What you need to do:
Repeat the material exactly as it appears.

Input material:

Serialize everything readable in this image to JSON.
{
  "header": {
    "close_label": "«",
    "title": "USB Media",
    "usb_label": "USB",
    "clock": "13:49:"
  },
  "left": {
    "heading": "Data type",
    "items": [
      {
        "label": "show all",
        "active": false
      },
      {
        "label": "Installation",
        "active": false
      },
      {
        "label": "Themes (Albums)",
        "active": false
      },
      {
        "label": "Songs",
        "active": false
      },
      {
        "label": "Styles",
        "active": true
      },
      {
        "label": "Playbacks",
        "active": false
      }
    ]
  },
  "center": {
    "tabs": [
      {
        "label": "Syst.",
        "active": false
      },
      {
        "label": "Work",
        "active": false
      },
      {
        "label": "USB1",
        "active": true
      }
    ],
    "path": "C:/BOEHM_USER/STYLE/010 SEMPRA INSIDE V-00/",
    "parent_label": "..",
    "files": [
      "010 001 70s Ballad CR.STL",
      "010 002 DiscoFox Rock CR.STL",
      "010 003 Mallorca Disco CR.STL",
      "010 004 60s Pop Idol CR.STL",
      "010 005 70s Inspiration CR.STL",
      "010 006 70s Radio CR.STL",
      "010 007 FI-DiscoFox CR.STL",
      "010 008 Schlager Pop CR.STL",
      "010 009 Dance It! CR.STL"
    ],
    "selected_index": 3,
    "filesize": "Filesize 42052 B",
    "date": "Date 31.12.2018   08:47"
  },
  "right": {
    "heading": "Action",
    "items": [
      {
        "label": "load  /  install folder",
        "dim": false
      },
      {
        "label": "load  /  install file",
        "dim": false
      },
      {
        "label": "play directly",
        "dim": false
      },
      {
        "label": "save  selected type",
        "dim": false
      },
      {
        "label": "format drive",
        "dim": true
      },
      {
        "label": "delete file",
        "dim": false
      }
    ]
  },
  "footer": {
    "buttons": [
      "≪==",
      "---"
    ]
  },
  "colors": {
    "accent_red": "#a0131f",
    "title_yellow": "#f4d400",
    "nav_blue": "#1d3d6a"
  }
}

Full response:
Serialize everything readable in this image to JSON.
{
  "header": {
    "close_label": "«",
    "title": "USB Media",
    "usb_label": "USB",
    "clock": "13:49:"
  },
  "left": {
    "heading": "Data type",
    "items": [
      {
        "label": "show all",
        "active": false
      },
      {
        "label": "Installation",
        "active": false
      },
      {
        "label": "Themes (Albums)",
        "active": false
      },
      {
        "label": "Songs",
        "active": false
      },
      {
        "label": "Styles",
        "active": true
      },
      {
        "label": "Playbacks",
        "active": false
      }
    ]
  },
  "center": {
    "tabs": [
      {
        "label": "Syst.",
        "active": false
      },
      {
        "label": "Work",
        "active": false
      },
      {
        "label": "USB1",
        "active": true
      }
    ],
    "path": "C:/BOEHM_USER/STYLE/010 SEMPRA INSIDE V-00/",
    "parent_label": "..",
    "files": [
      "010 001 70s Ballad CR.STL",
      "010 002 DiscoFox Rock CR.STL",
      "010 003 Mallorca Disco CR.STL",
      "010 004 60s Pop Idol CR.STL",
      "010 005 70s Inspiration CR.STL",
      "010 006 70s Radio CR.STL",
      "010 007 FI-DiscoFox CR.STL",
      "010 008 Schlager Pop CR.STL",
      "010 009 Dance It! CR.STL"
    ],
    "selected_index": 3,
    "filesize": "Filesize 42052 B",
    "date": "Date 31.12.2018   08:47"
  },
  "right": {
    "heading": "Action",
    "items": [
      {
        "label": "load  /  install folder",
        "dim": false
      },
      {
        "label": "load  /  install file",
        "dim": false
      },
      {
        "label": "play directly",
        "dim": false
      },
      {
        "label": "save  selected type",
        "dim": false
      },
      {
        "label": "format drive",
        "dim": true
      },
      {
        "label": "delete file",
        "dim": false
      }
    ]
  },
  "footer": {
    "buttons": [
      "≪==",
      "---"
    ]
  },
  "colors": {
    "accent_red": "#a0131f",
    "title_yellow": "#f4d400",
    "nav_blue": "#1d3d6a"
  }
}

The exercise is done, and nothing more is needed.